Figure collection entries
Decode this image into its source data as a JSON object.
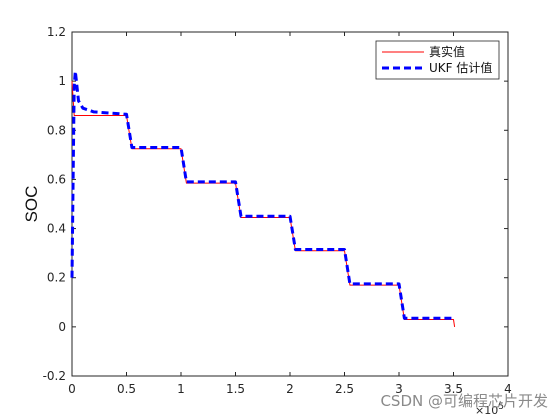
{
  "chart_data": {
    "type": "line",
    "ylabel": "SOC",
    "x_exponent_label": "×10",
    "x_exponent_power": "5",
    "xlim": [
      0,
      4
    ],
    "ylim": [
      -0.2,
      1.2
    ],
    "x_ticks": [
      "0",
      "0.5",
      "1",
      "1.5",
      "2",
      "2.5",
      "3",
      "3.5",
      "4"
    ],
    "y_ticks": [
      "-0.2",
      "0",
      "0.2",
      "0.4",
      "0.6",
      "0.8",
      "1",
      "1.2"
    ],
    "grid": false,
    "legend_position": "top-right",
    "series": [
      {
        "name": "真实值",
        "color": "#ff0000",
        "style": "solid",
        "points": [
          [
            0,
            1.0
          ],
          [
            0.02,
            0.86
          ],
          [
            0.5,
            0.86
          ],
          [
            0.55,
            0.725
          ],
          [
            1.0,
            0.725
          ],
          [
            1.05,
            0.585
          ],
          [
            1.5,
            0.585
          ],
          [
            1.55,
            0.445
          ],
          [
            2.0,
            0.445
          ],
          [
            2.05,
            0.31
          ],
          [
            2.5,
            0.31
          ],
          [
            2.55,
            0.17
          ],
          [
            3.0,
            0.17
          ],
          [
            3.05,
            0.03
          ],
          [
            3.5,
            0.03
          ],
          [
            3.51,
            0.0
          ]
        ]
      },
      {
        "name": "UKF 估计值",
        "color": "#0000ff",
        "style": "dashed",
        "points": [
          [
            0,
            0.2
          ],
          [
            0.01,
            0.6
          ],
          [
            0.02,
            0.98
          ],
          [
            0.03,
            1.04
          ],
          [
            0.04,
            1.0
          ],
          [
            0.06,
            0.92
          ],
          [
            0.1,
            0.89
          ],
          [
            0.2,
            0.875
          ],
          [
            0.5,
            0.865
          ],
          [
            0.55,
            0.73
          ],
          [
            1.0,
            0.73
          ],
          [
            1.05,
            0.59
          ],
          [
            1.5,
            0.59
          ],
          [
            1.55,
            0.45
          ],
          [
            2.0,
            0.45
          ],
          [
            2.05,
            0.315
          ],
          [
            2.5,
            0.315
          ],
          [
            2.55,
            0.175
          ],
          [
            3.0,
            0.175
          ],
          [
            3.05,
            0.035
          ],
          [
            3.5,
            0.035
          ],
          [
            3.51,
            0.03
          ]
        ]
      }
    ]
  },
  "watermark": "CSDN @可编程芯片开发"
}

= Short exercise =
Transcribe every record above exactly, leaving out the pictures.

= Answer to this problem =
Decode this image into its source data as a JSON object.
{
  "chart_data": {
    "type": "line",
    "ylabel": "SOC",
    "x_exponent_label": "×10",
    "x_exponent_power": "5",
    "xlim": [
      0,
      4
    ],
    "ylim": [
      -0.2,
      1.2
    ],
    "x_ticks": [
      "0",
      "0.5",
      "1",
      "1.5",
      "2",
      "2.5",
      "3",
      "3.5",
      "4"
    ],
    "y_ticks": [
      "-0.2",
      "0",
      "0.2",
      "0.4",
      "0.6",
      "0.8",
      "1",
      "1.2"
    ],
    "grid": false,
    "legend_position": "top-right",
    "series": [
      {
        "name": "真实值",
        "color": "#ff0000",
        "style": "solid",
        "points": [
          [
            0,
            1.0
          ],
          [
            0.02,
            0.86
          ],
          [
            0.5,
            0.86
          ],
          [
            0.55,
            0.725
          ],
          [
            1.0,
            0.725
          ],
          [
            1.05,
            0.585
          ],
          [
            1.5,
            0.585
          ],
          [
            1.55,
            0.445
          ],
          [
            2.0,
            0.445
          ],
          [
            2.05,
            0.31
          ],
          [
            2.5,
            0.31
          ],
          [
            2.55,
            0.17
          ],
          [
            3.0,
            0.17
          ],
          [
            3.05,
            0.03
          ],
          [
            3.5,
            0.03
          ],
          [
            3.51,
            0.0
          ]
        ]
      },
      {
        "name": "UKF 估计值",
        "color": "#0000ff",
        "style": "dashed",
        "points": [
          [
            0,
            0.2
          ],
          [
            0.01,
            0.6
          ],
          [
            0.02,
            0.98
          ],
          [
            0.03,
            1.04
          ],
          [
            0.04,
            1.0
          ],
          [
            0.06,
            0.92
          ],
          [
            0.1,
            0.89
          ],
          [
            0.2,
            0.875
          ],
          [
            0.5,
            0.865
          ],
          [
            0.55,
            0.73
          ],
          [
            1.0,
            0.73
          ],
          [
            1.05,
            0.59
          ],
          [
            1.5,
            0.59
          ],
          [
            1.55,
            0.45
          ],
          [
            2.0,
            0.45
          ],
          [
            2.05,
            0.315
          ],
          [
            2.5,
            0.315
          ],
          [
            2.55,
            0.175
          ],
          [
            3.0,
            0.175
          ],
          [
            3.05,
            0.035
          ],
          [
            3.5,
            0.035
          ],
          [
            3.51,
            0.03
          ]
        ]
      }
    ]
  },
  "watermark": "CSDN @可编程芯片开发"
}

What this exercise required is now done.